Could you copy out, unchanged, the lines of the records from the one containing "192, 58, 205]" through the one containing "347, 72, 364]", inclusive, and nothing else?
▽
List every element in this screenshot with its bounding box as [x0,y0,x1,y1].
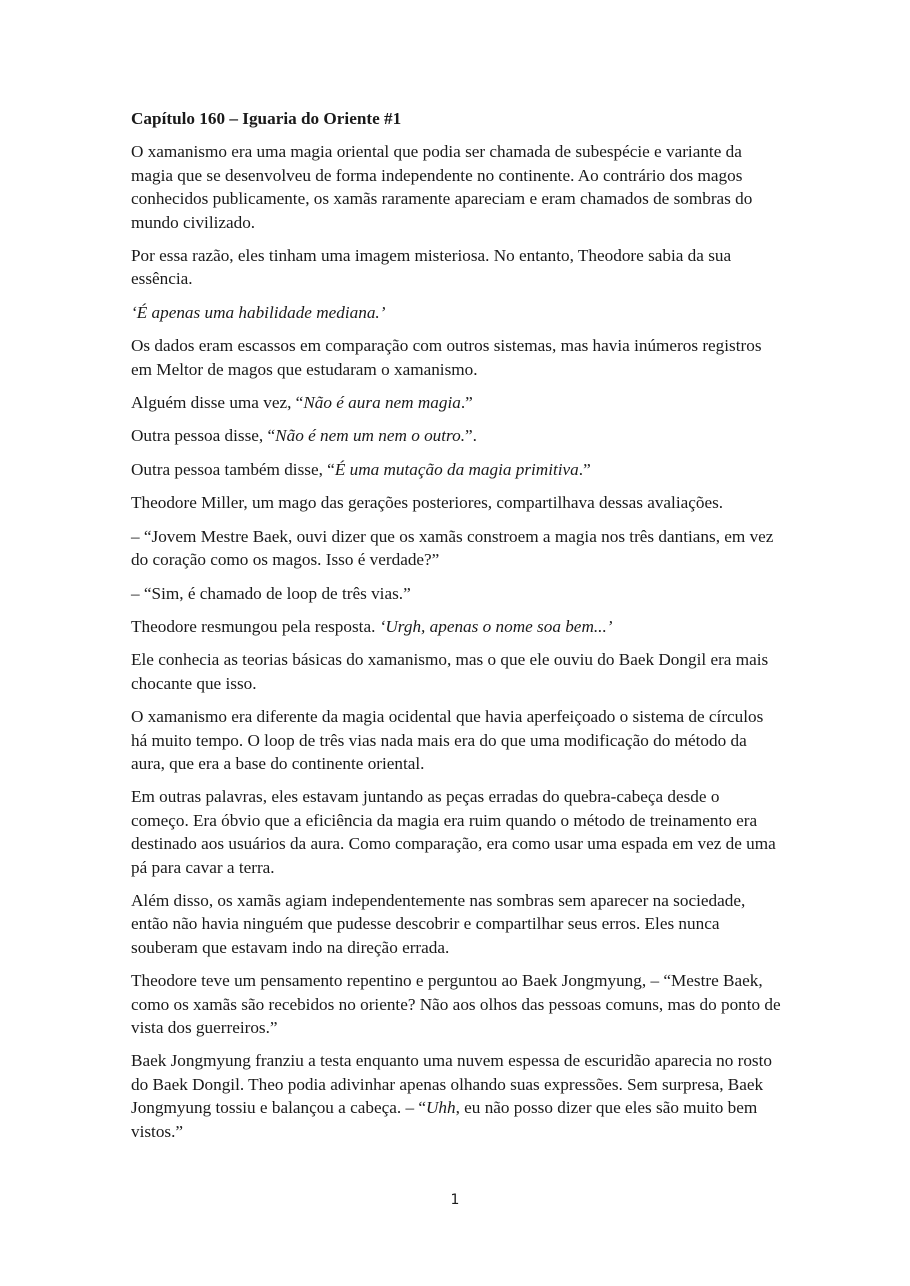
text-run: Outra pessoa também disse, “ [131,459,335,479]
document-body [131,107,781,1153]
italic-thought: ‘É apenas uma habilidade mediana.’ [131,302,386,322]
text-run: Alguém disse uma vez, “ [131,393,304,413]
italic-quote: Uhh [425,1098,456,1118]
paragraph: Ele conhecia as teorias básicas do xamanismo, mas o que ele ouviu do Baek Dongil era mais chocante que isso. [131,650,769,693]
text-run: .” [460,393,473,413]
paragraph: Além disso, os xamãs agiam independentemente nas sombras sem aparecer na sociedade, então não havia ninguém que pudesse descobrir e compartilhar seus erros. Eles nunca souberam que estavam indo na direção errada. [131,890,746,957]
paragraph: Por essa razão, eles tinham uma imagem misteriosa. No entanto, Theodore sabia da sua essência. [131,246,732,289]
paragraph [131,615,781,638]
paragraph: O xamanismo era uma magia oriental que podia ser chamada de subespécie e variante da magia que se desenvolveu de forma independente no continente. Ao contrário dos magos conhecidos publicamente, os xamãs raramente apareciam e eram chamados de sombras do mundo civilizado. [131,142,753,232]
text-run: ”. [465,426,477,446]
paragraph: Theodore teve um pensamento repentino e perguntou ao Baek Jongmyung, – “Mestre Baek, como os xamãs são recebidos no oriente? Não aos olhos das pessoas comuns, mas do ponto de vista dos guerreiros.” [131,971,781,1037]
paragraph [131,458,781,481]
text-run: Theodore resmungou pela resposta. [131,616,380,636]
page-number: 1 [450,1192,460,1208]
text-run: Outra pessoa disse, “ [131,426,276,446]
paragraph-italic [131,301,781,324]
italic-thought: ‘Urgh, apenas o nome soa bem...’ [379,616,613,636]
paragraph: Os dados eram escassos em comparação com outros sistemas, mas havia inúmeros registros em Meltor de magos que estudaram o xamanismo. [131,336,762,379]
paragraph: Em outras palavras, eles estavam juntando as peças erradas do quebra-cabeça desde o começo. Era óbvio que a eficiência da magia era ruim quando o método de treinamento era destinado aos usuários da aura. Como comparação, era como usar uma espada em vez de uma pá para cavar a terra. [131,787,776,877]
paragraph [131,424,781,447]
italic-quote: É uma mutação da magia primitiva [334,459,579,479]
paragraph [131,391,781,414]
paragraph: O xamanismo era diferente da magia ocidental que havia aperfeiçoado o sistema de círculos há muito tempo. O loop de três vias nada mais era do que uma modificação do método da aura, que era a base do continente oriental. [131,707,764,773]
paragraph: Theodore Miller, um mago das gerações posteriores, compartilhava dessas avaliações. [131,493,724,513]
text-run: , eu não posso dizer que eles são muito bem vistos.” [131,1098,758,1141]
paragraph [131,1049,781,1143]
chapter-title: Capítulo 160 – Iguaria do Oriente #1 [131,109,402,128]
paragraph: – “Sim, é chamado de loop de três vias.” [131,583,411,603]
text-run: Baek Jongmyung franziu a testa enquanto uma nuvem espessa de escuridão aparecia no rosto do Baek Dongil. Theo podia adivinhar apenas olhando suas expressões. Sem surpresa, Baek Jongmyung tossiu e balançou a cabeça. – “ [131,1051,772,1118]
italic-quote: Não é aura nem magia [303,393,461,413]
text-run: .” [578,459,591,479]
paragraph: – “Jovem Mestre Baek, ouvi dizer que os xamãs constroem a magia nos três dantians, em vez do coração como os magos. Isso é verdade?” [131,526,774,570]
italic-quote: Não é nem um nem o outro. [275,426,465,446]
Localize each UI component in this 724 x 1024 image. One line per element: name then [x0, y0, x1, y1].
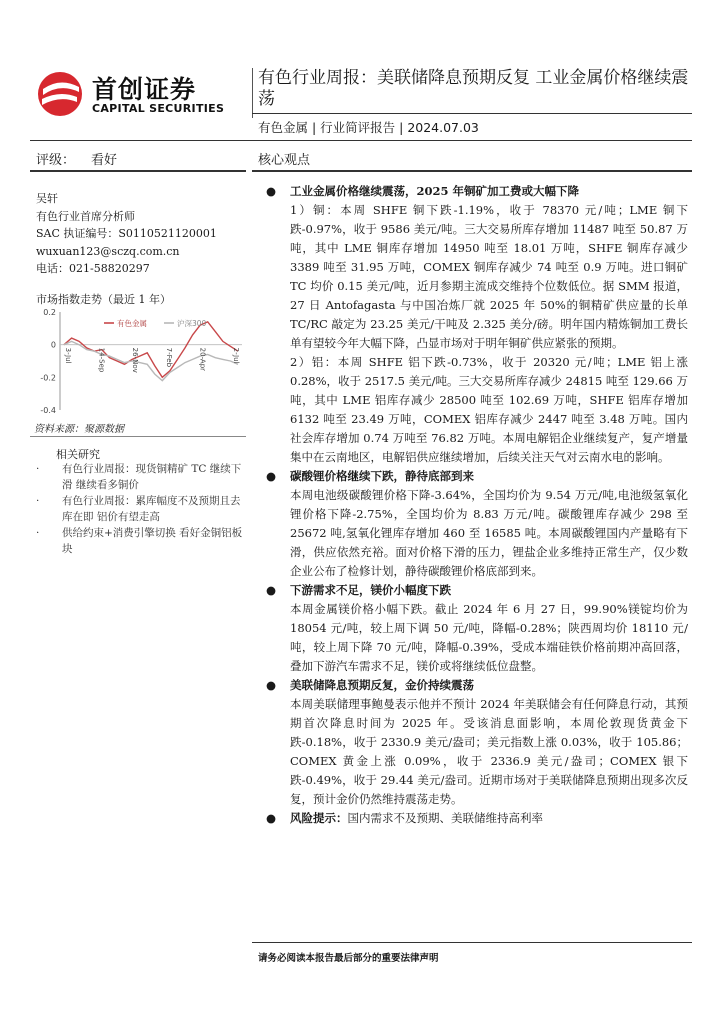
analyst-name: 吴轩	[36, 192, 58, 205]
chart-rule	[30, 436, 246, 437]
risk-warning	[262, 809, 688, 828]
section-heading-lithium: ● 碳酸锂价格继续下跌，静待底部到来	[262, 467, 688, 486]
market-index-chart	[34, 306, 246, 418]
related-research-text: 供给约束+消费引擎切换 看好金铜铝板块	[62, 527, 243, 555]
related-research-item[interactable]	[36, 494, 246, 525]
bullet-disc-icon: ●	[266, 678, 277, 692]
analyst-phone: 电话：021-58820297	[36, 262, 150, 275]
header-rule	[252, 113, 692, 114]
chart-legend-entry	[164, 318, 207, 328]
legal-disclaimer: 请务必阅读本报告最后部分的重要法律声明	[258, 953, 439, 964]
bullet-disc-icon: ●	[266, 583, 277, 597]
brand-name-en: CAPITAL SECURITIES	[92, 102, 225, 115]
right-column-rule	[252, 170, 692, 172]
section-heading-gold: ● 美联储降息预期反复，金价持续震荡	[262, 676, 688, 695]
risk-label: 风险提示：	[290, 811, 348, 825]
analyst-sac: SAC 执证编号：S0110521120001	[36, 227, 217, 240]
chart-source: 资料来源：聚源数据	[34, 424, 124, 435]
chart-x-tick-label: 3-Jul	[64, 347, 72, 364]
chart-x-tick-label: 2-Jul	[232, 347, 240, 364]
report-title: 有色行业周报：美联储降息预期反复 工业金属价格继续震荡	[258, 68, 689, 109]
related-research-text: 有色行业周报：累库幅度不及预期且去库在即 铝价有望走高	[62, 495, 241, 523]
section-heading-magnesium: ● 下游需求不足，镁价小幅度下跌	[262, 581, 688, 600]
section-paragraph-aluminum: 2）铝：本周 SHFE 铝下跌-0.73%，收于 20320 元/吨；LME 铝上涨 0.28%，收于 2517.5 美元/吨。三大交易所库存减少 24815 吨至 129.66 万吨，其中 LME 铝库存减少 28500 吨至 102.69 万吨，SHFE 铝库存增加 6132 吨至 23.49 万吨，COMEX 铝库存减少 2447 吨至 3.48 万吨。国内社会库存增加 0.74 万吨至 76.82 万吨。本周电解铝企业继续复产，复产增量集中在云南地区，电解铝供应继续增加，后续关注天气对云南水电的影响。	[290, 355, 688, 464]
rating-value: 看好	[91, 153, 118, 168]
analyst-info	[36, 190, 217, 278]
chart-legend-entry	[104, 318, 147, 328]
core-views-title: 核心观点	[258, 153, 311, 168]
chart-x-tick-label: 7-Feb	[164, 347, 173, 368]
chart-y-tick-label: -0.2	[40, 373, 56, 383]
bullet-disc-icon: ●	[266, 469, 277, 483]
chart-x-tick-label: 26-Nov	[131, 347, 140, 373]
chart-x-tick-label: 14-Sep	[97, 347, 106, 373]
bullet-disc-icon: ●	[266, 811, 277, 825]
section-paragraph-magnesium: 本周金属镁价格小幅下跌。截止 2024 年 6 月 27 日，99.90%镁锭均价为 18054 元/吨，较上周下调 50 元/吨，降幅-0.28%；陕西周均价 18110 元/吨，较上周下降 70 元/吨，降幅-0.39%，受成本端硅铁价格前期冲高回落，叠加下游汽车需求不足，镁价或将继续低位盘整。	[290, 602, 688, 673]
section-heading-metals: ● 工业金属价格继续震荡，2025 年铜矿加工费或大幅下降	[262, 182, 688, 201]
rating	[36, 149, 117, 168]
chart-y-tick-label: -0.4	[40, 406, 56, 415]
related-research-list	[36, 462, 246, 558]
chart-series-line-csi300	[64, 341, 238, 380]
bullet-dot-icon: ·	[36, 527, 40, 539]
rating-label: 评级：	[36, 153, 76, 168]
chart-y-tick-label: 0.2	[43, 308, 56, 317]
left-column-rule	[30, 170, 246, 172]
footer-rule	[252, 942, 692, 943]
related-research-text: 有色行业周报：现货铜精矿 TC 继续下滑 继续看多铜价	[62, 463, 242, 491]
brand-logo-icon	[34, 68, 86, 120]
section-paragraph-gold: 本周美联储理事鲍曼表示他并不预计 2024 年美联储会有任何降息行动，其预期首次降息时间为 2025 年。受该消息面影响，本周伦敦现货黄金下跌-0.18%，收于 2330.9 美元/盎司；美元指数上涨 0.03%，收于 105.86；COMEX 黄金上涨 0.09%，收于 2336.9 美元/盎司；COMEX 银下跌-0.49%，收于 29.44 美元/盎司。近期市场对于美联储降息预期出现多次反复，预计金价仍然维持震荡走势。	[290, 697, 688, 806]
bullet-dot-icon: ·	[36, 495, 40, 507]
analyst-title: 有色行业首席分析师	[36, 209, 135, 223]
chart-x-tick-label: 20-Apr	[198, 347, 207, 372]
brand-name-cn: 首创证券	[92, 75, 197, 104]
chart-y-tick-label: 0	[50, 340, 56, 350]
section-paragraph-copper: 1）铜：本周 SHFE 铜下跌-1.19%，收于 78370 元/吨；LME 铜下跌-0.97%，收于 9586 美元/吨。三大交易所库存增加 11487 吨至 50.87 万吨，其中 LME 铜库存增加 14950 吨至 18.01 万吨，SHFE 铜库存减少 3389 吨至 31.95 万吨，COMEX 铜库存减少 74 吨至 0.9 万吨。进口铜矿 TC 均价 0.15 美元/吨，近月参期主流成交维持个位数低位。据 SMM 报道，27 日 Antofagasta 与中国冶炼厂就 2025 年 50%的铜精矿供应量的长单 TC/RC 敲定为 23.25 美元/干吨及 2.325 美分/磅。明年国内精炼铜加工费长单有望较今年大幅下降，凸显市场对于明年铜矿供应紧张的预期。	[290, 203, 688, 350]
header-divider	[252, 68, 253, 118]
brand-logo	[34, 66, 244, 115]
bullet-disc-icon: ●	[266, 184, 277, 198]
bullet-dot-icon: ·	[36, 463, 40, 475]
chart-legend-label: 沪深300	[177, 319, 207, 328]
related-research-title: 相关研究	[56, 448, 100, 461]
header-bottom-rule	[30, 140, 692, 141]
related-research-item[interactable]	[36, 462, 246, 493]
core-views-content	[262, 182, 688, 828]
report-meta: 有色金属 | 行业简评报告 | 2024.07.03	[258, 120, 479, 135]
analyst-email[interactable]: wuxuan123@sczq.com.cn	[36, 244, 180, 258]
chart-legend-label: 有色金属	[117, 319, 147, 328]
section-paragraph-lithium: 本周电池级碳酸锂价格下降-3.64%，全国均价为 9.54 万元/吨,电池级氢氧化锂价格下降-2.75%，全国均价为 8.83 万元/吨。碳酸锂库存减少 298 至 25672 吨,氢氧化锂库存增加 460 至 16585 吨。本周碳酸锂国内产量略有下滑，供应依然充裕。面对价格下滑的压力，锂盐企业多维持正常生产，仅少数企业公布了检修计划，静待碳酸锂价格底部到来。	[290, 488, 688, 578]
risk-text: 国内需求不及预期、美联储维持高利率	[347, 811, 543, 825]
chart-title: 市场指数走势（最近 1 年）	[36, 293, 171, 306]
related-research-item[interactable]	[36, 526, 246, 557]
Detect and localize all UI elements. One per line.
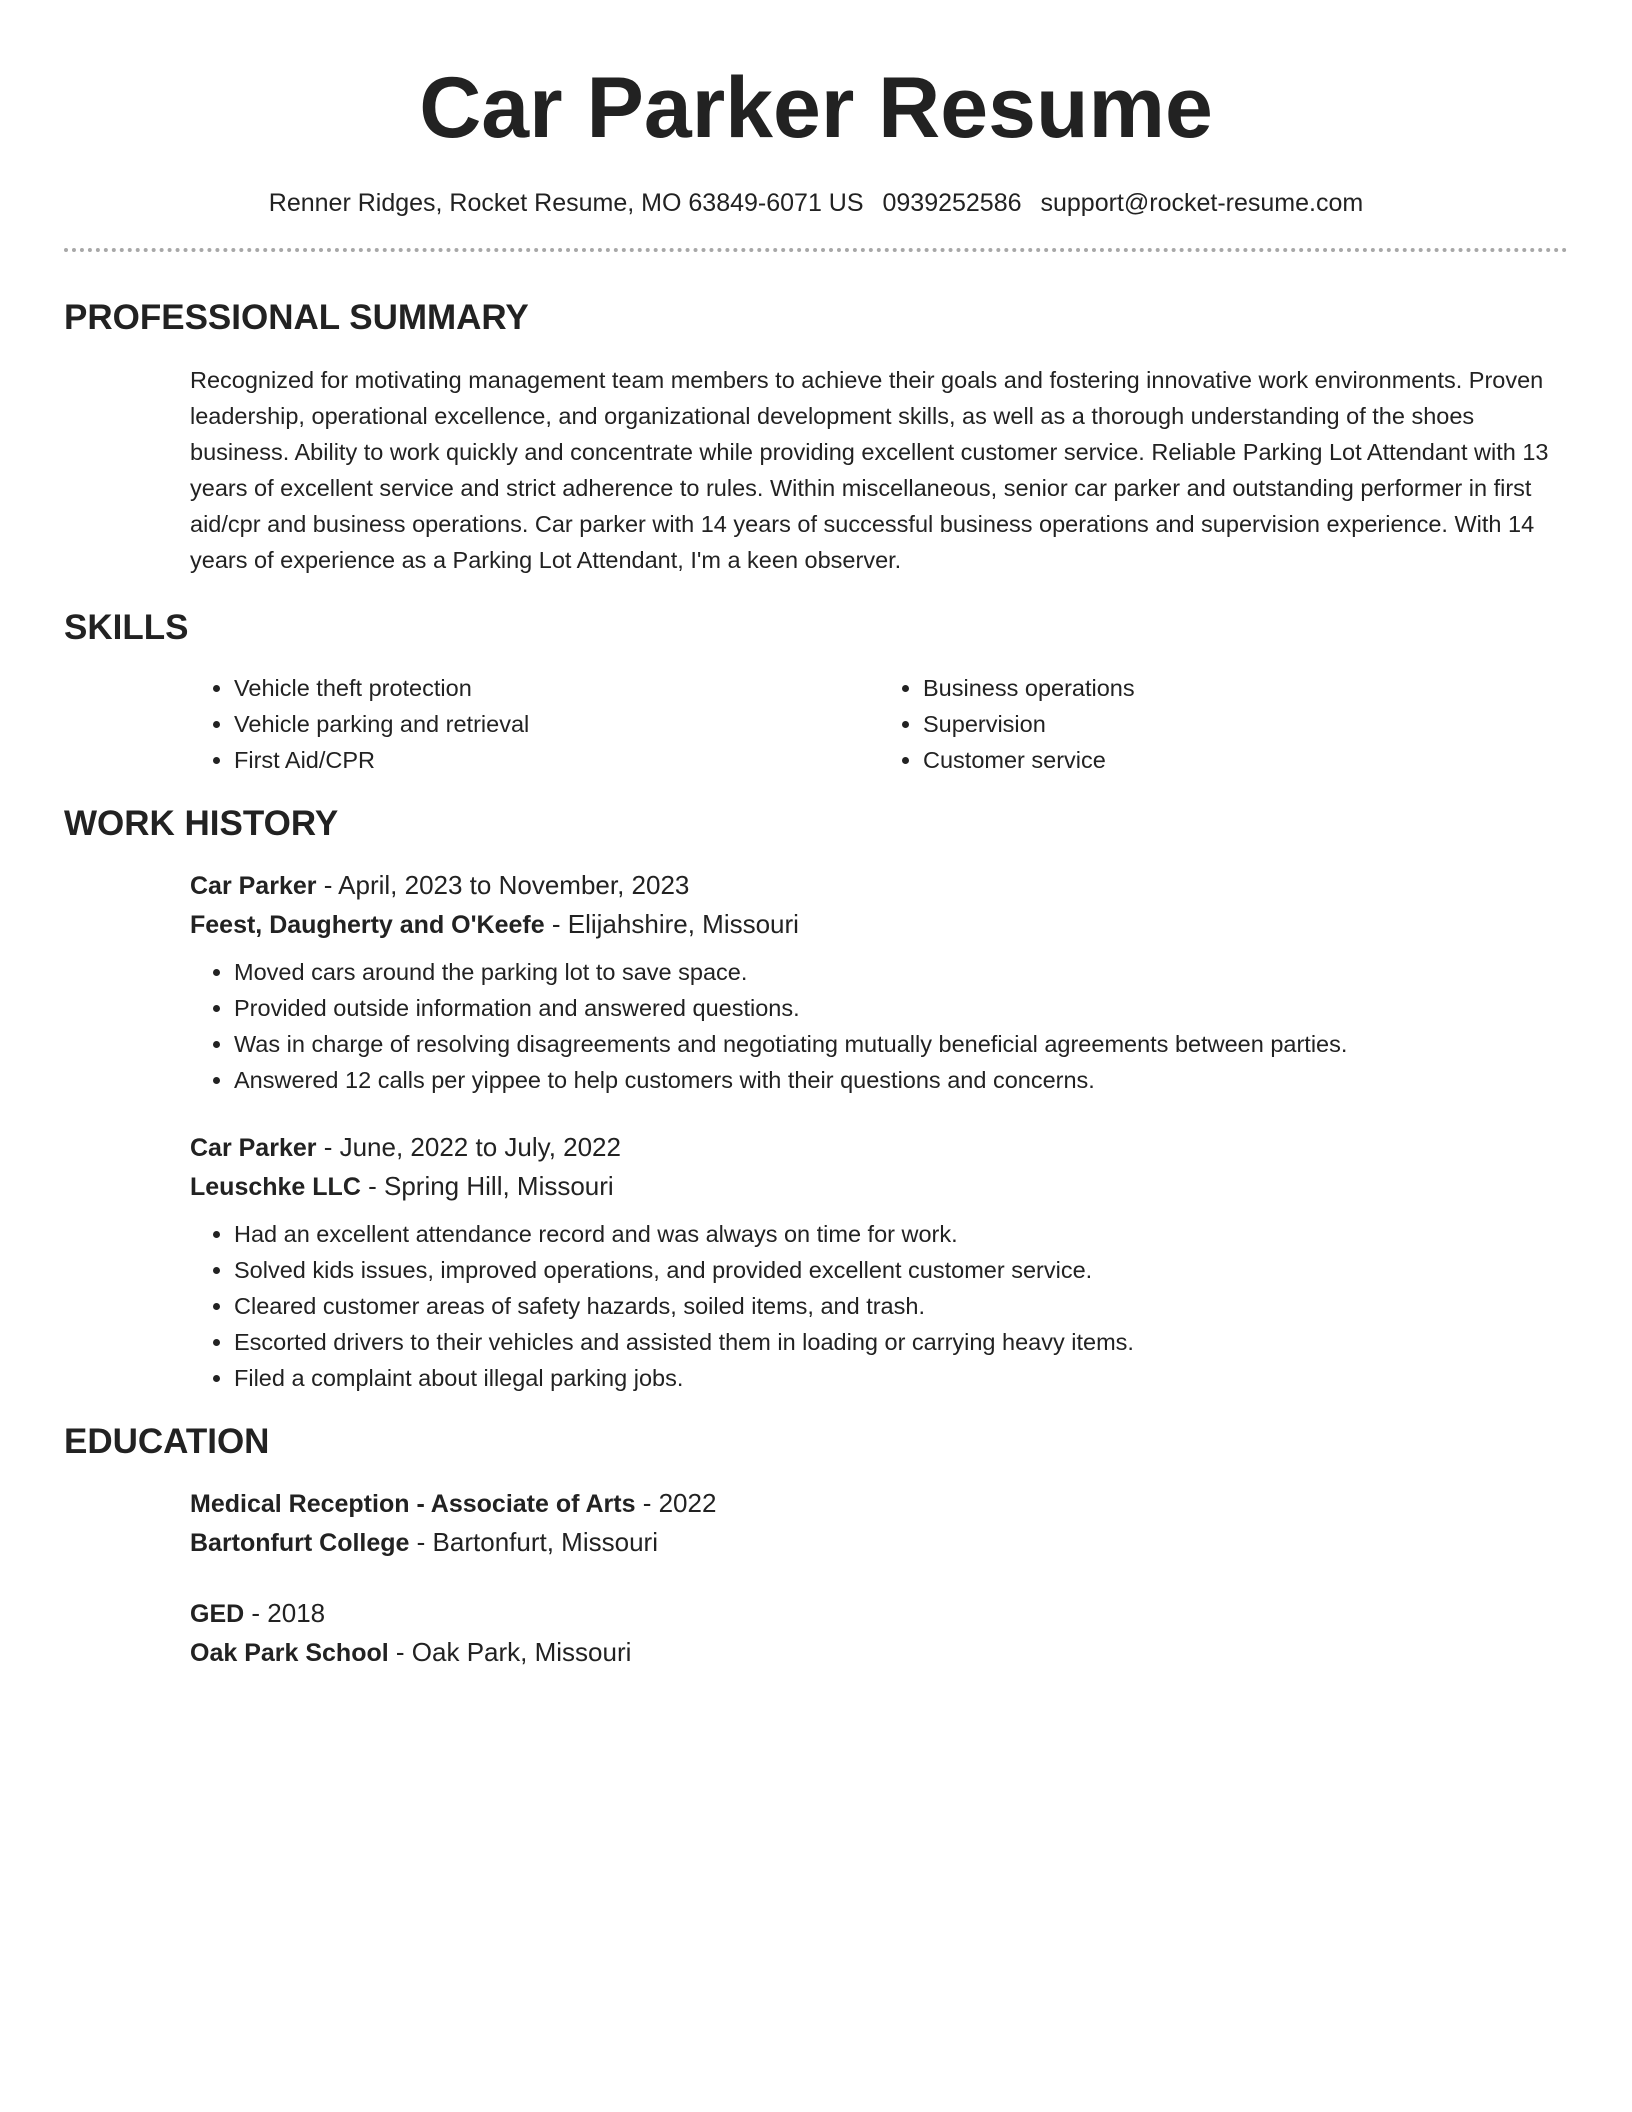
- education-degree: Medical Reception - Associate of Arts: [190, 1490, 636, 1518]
△
Result below:
analyst-name: 吴轩	[36, 192, 58, 205]
chart-rule	[30, 436, 246, 437]
risk-warning	[262, 809, 688, 828]
section-heading-lithium: ● 碳酸锂价格继续下跌，静待底部到来	[262, 467, 688, 486]
market-index-chart	[34, 306, 246, 418]
related-research-text: 供给约束+消费引擎切换 看好金铜铝板块	[62, 527, 243, 555]
related-research-item[interactable]	[36, 494, 246, 525]
bullet-disc-icon: ●	[266, 678, 277, 692]
analyst-phone: 电话：021-58820297	[36, 262, 150, 275]
header-rule	[252, 113, 692, 114]
chart-legend-entry	[164, 318, 207, 328]
legal-disclaimer: 请务必阅读本报告最后部分的重要法律声明	[258, 953, 439, 964]
bullet-disc-icon: ●	[266, 583, 277, 597]
brand-name-en: CAPITAL SECURITIES	[92, 102, 225, 115]
right-column-rule	[252, 170, 692, 172]
section-heading-gold: ● 美联储降息预期反复，金价持续震荡	[262, 676, 688, 695]
risk-label: 风险提示：	[290, 811, 348, 825]
analyst-sac: SAC 执证编号：S0110521120001	[36, 227, 217, 240]
chart-source: 资料来源：聚源数据	[34, 424, 124, 435]
chart-x-tick-label: 3-Jul	[64, 347, 72, 364]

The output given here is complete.